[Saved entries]

>> START

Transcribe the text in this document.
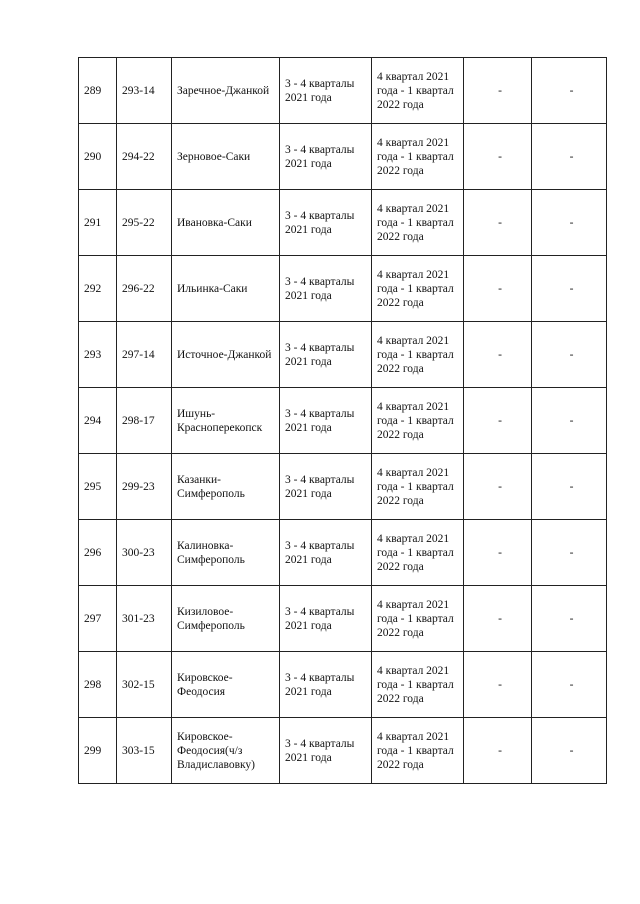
289	293-14	Заречное-Джанкой	3 - 4 кварталы 2021 года	4 квартал 2021 года - 1 квартал 2022 года	-	-
290	294-22	Зерновое-Саки	3 - 4 кварталы 2021 года	4 квартал 2021 года - 1 квартал 2022 года	-	-
291	295-22	Ивановка-Саки	3 - 4 кварталы 2021 года	4 квартал 2021 года - 1 квартал 2022 года	-	-
292	296-22	Ильинка-Саки	3 - 4 кварталы 2021 года	4 квартал 2021 года - 1 квартал 2022 года	-	-
293	297-14	Источное-Джанкой	3 - 4 кварталы 2021 года	4 квартал 2021 года - 1 квартал 2022 года	-	-
294	298-17	Ишунь-Красноперекопск	3 - 4 кварталы 2021 года	4 квартал 2021 года - 1 квартал 2022 года	-	-
295	299-23	Казанки-Симферополь	3 - 4 кварталы 2021 года	4 квартал 2021 года - 1 квартал 2022 года	-	-
296	300-23	Калиновка-Симферополь	3 - 4 кварталы 2021 года	4 квартал 2021 года - 1 квартал 2022 года	-	-
297	301-23	Кизиловое-Симферополь	3 - 4 кварталы 2021 года	4 квартал 2021 года - 1 квартал 2022 года	-	-
298	302-15	Кировское-Феодосия	3 - 4 кварталы 2021 года	4 квартал 2021 года - 1 квартал 2022 года	-	-
299	303-15	Кировское-Феодосия(ч/з Владиславовку)	3 - 4 кварталы 2021 года	4 квартал 2021 года - 1 квартал 2022 года	-	-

>> END

## TASK TO COMPLETE
Give the entries again without a single change, but with no pictures.

## PROBLEM SOLUTION
Transcribe the text in this document.
289	293-14	Заречное-Джанкой	3 - 4 кварталы 2021 года	4 квартал 2021 года - 1 квартал 2022 года	-	-
290	294-22	Зерновое-Саки	3 - 4 кварталы 2021 года	4 квартал 2021 года - 1 квартал 2022 года	-	-
291	295-22	Ивановка-Саки	3 - 4 кварталы 2021 года	4 квартал 2021 года - 1 квартал 2022 года	-	-
292	296-22	Ильинка-Саки	3 - 4 кварталы 2021 года	4 квартал 2021 года - 1 квартал 2022 года	-	-
293	297-14	Источное-Джанкой	3 - 4 кварталы 2021 года	4 квартал 2021 года - 1 квартал 2022 года	-	-
294	298-17	Ишунь-Красноперекопск	3 - 4 кварталы 2021 года	4 квартал 2021 года - 1 квартал 2022 года	-	-
295	299-23	Казанки-Симферополь	3 - 4 кварталы 2021 года	4 квартал 2021 года - 1 квартал 2022 года	-	-
296	300-23	Калиновка-Симферополь	3 - 4 кварталы 2021 года	4 квартал 2021 года - 1 квартал 2022 года	-	-
297	301-23	Кизиловое-Симферополь	3 - 4 кварталы 2021 года	4 квартал 2021 года - 1 квартал 2022 года	-	-
298	302-15	Кировское-Феодосия	3 - 4 кварталы 2021 года	4 квартал 2021 года - 1 квартал 2022 года	-	-
299	303-15	Кировское-Феодосия(ч/з Владиславовку)	3 - 4 кварталы 2021 года	4 квартал 2021 года - 1 квартал 2022 года	-	-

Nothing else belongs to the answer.